=== RECORDS ===

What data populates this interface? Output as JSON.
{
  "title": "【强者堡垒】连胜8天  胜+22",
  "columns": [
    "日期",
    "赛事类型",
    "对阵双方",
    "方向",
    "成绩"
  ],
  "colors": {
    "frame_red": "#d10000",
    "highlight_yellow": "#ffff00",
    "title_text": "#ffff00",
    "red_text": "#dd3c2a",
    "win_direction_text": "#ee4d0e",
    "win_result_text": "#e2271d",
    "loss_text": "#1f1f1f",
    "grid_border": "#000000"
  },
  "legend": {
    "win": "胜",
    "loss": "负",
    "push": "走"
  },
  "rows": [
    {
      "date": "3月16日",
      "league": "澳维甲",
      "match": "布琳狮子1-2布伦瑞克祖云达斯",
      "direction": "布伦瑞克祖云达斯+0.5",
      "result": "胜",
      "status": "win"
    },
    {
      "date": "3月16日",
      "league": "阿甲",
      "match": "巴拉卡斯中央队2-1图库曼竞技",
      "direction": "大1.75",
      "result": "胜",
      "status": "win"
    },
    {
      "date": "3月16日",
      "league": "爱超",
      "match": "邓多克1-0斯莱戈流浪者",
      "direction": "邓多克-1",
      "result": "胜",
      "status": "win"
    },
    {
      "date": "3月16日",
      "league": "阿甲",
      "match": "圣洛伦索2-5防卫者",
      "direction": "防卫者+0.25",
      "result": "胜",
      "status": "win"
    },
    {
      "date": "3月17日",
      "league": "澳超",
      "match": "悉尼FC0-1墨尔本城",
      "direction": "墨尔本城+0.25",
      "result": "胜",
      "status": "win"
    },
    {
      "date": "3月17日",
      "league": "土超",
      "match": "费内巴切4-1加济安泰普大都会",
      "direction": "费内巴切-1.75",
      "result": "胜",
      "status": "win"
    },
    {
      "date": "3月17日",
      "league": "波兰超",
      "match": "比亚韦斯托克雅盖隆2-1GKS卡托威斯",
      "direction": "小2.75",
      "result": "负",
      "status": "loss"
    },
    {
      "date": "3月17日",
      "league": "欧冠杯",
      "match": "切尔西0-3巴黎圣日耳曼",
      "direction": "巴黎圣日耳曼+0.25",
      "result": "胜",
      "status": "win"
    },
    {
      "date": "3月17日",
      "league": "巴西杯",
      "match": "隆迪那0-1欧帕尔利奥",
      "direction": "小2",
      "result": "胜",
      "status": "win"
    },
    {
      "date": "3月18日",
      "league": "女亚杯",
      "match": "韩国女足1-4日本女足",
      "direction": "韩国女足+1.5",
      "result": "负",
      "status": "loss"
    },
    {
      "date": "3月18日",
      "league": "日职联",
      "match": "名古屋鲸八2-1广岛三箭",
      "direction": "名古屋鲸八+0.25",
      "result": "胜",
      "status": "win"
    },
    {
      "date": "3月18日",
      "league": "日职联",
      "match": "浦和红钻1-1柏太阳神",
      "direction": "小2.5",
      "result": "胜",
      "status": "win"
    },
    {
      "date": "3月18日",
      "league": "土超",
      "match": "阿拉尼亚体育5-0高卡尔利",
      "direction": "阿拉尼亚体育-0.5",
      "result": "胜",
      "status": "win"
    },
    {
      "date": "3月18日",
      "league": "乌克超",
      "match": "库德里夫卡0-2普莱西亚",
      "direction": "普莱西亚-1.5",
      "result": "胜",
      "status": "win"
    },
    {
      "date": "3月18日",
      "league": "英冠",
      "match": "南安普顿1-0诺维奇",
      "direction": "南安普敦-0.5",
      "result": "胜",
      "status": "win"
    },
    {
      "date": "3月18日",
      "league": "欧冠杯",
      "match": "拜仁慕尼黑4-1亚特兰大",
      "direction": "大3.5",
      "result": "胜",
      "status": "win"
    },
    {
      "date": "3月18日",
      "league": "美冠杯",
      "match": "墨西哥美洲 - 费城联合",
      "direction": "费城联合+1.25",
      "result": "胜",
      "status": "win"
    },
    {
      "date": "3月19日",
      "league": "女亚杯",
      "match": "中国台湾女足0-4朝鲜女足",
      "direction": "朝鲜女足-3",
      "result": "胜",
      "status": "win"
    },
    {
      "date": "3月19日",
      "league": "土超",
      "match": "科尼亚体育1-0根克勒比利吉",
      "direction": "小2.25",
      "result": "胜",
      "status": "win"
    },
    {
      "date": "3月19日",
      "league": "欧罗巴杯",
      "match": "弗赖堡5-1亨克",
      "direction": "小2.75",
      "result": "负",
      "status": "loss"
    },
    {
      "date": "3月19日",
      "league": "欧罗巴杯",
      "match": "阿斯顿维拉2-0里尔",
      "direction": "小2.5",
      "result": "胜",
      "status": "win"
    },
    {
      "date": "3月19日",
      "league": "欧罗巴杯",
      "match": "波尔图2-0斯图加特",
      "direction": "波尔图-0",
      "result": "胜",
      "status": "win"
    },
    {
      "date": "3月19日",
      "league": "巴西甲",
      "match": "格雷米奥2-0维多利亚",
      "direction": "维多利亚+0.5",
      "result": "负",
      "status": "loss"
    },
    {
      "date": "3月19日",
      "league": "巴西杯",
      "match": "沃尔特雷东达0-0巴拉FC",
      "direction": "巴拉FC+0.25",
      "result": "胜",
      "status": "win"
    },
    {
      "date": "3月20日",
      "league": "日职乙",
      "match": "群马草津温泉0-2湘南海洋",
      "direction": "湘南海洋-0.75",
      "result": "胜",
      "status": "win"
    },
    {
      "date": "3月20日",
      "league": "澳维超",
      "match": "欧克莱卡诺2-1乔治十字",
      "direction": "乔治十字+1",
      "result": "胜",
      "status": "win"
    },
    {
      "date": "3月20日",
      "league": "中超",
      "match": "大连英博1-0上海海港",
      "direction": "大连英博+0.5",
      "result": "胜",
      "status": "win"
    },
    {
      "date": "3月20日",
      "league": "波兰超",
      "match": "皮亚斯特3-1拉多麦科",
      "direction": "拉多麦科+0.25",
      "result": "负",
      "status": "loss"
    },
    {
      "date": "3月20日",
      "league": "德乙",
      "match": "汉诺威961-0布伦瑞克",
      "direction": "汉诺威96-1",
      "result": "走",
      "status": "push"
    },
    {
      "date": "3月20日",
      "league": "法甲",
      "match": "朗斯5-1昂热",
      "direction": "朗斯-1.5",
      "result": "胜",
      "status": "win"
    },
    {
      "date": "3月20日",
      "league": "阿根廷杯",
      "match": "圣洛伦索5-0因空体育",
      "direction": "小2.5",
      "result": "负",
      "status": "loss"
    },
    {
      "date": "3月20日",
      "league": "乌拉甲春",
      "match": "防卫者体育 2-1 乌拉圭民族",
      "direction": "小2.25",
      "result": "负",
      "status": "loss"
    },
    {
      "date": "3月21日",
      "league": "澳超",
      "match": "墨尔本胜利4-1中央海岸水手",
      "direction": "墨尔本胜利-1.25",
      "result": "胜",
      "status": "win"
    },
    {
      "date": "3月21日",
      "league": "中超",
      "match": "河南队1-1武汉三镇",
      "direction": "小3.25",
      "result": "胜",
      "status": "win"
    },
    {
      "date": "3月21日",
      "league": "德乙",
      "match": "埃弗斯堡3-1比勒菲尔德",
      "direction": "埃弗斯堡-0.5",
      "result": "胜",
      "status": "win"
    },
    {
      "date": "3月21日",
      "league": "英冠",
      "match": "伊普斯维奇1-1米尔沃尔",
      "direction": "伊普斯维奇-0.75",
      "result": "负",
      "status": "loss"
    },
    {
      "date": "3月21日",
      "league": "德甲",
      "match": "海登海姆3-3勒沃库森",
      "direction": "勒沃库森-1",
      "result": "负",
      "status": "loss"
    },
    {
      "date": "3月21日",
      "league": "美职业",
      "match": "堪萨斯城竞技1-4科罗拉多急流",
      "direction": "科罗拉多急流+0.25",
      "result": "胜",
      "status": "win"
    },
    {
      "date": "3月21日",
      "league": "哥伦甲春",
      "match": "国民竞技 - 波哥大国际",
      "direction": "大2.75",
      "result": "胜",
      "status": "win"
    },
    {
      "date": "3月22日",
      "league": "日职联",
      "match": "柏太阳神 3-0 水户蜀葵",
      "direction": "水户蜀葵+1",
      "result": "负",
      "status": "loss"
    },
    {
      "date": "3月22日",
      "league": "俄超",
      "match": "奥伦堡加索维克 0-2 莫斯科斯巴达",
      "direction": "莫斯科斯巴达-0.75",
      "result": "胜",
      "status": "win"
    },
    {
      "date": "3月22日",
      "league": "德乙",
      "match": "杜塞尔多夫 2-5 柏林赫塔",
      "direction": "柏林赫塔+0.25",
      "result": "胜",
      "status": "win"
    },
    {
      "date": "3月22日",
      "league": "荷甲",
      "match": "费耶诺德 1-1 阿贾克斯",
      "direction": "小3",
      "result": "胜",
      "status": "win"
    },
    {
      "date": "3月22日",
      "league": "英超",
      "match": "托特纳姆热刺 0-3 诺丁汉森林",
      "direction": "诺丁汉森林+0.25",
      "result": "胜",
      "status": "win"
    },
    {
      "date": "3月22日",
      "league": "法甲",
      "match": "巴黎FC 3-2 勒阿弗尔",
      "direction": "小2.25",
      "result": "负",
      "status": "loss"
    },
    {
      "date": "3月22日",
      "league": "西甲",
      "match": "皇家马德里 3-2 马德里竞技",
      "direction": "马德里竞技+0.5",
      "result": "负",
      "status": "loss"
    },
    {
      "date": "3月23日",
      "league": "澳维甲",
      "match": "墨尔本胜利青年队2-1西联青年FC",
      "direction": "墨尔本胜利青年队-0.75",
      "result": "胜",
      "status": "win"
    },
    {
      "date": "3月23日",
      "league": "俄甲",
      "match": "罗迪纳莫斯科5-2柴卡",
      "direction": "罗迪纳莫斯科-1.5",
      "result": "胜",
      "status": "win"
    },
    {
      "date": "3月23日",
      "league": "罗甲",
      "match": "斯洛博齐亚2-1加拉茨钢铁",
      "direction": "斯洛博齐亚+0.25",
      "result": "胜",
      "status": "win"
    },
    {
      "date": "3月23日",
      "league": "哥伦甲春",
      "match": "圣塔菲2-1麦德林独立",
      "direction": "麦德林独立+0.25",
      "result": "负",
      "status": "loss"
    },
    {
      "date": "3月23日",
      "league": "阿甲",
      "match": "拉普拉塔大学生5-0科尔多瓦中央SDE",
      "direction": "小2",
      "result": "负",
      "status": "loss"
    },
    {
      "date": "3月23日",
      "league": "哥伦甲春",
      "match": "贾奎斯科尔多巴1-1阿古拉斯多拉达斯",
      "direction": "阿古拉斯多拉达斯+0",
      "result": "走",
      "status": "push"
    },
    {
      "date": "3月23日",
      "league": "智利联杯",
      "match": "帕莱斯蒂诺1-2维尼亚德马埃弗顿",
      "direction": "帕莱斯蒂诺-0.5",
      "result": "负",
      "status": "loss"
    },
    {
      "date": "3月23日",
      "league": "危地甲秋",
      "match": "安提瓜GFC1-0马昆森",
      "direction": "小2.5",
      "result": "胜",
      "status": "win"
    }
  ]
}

===

YOUR GOAL:
Each line that holds the string "诺丁汉森林" counts once; give the total and nothing else.

THE RESULT:
2